* **Stated task**
Report every line below that holds the word "JSON".
### Extracted material
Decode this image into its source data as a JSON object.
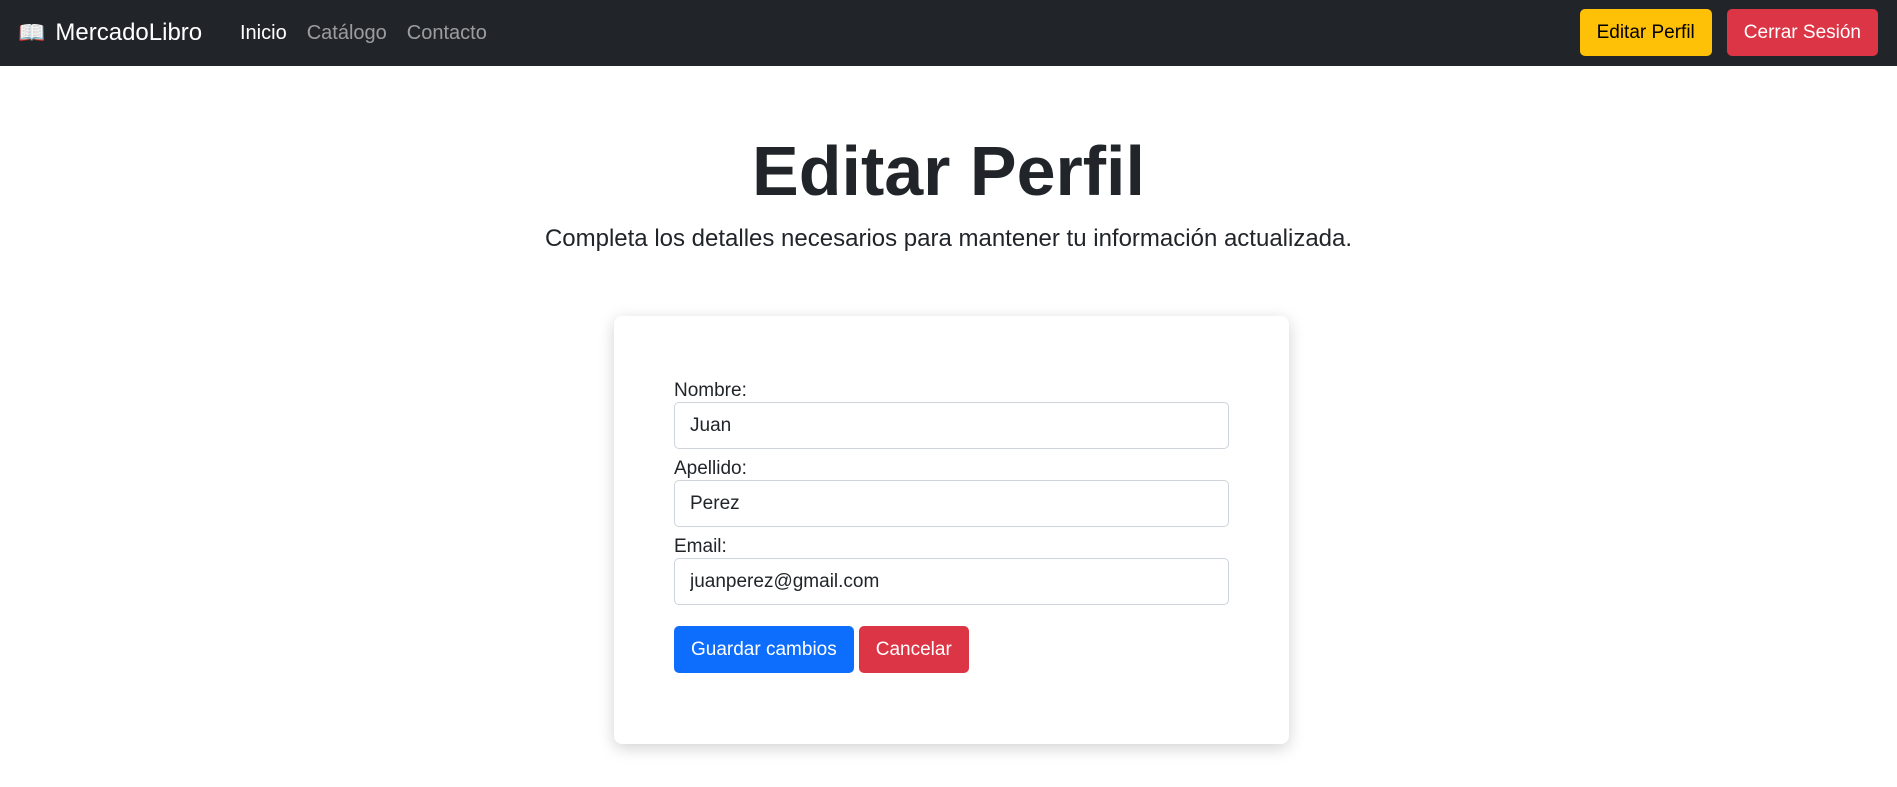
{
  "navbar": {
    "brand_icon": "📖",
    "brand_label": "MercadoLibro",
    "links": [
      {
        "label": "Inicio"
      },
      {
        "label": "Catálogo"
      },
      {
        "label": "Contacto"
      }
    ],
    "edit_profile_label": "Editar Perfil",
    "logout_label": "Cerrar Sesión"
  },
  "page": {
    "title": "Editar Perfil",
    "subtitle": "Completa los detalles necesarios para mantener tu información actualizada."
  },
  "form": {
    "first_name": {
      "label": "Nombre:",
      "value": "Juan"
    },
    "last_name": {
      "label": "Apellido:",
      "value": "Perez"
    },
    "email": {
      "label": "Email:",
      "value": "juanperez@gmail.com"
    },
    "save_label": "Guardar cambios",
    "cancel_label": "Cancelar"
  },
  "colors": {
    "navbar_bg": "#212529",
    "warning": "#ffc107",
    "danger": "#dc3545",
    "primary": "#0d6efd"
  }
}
######
### Extracted material
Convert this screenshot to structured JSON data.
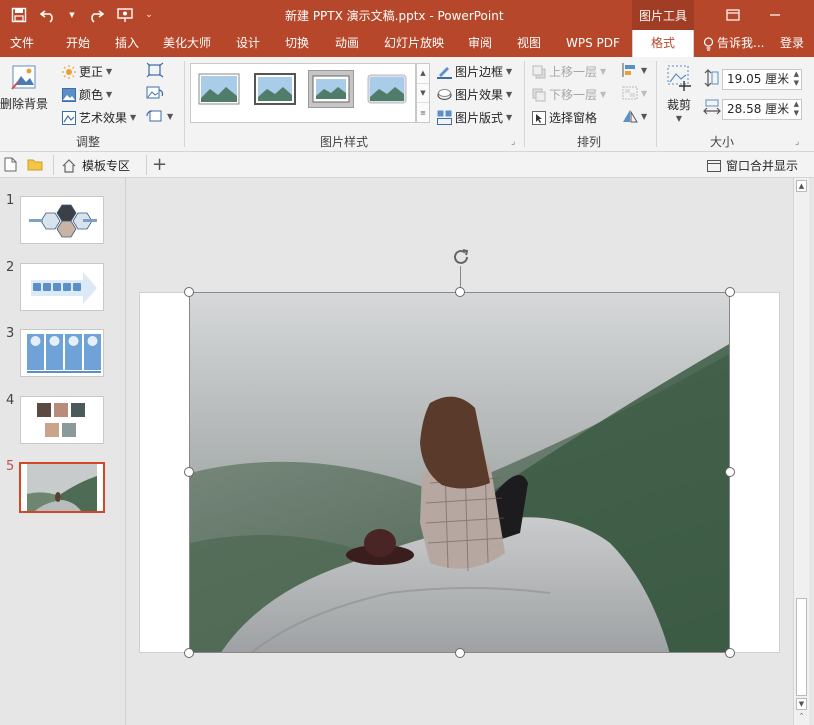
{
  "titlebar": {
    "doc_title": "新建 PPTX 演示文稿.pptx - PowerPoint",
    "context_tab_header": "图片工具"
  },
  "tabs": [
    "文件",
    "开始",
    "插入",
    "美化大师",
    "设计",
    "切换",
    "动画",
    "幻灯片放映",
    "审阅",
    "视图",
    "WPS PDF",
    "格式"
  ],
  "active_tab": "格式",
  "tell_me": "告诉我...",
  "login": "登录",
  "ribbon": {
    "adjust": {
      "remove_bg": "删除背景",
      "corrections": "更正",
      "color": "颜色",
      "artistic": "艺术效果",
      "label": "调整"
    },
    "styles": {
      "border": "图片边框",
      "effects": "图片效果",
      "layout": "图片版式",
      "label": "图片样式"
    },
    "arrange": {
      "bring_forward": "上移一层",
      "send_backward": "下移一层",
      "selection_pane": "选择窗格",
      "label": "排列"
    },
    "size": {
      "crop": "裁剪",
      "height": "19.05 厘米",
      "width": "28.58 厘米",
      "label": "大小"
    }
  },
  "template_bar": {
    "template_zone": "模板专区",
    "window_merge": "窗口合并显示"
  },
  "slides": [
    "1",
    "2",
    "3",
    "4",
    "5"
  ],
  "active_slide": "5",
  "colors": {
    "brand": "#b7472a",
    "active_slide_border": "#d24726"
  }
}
######
### Extracted material
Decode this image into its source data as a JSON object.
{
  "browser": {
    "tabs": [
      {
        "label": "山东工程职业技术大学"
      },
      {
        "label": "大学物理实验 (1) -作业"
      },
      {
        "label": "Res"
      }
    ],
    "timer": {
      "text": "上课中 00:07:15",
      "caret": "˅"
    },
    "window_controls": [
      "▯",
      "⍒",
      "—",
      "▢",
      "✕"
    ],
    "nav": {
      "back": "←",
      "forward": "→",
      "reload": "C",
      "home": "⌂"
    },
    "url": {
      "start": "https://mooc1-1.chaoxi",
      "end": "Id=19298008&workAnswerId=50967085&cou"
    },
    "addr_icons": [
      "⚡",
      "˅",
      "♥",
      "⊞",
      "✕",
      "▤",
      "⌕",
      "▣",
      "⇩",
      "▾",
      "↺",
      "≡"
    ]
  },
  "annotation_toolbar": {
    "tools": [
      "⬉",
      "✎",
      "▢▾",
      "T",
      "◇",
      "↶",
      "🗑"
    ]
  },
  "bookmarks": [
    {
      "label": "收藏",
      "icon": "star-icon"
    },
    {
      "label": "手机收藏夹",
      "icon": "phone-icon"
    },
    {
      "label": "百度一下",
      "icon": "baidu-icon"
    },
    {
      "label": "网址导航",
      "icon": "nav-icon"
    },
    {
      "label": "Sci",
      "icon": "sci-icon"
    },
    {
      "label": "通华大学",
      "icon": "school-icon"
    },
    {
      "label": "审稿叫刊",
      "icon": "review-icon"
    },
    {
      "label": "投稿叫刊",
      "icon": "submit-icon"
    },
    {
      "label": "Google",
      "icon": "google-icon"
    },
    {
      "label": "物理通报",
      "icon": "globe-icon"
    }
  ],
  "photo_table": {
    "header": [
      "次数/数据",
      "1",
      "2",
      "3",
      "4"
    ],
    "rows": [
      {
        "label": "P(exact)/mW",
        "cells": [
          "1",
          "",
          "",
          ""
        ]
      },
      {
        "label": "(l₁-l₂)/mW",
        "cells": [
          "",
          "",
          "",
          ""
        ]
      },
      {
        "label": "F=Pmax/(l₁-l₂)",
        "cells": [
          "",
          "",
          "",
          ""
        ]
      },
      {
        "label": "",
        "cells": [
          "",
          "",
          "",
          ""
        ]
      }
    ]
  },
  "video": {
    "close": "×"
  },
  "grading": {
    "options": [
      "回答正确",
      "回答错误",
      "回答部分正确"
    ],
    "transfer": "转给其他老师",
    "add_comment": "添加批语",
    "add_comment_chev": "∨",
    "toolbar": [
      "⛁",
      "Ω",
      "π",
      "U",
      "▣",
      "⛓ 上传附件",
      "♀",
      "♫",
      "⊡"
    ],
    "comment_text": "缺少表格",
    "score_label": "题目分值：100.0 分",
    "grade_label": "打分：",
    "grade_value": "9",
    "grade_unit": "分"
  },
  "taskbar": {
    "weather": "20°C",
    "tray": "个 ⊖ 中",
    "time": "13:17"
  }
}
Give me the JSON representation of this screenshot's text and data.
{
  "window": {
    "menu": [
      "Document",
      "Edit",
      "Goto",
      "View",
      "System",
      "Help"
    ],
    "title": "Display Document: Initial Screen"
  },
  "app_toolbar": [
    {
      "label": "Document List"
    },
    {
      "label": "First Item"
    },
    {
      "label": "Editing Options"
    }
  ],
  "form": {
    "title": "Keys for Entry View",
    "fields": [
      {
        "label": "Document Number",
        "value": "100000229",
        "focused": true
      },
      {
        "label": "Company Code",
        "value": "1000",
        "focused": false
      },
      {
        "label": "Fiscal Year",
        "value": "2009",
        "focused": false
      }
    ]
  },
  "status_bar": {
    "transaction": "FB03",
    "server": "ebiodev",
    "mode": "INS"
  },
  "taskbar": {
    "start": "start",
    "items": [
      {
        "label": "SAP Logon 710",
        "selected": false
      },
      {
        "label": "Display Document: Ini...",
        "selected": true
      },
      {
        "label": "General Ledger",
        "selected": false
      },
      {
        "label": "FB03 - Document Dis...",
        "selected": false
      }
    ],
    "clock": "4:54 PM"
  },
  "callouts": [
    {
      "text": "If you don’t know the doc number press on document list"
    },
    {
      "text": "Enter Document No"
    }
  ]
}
######
* **Final result**
Decode this image into its source data as a JSON object.
Convert this screenshot to structured JSON data.
Decode this image into its source data as a JSON object.
Give me the JSON representation of this screenshot's text and data.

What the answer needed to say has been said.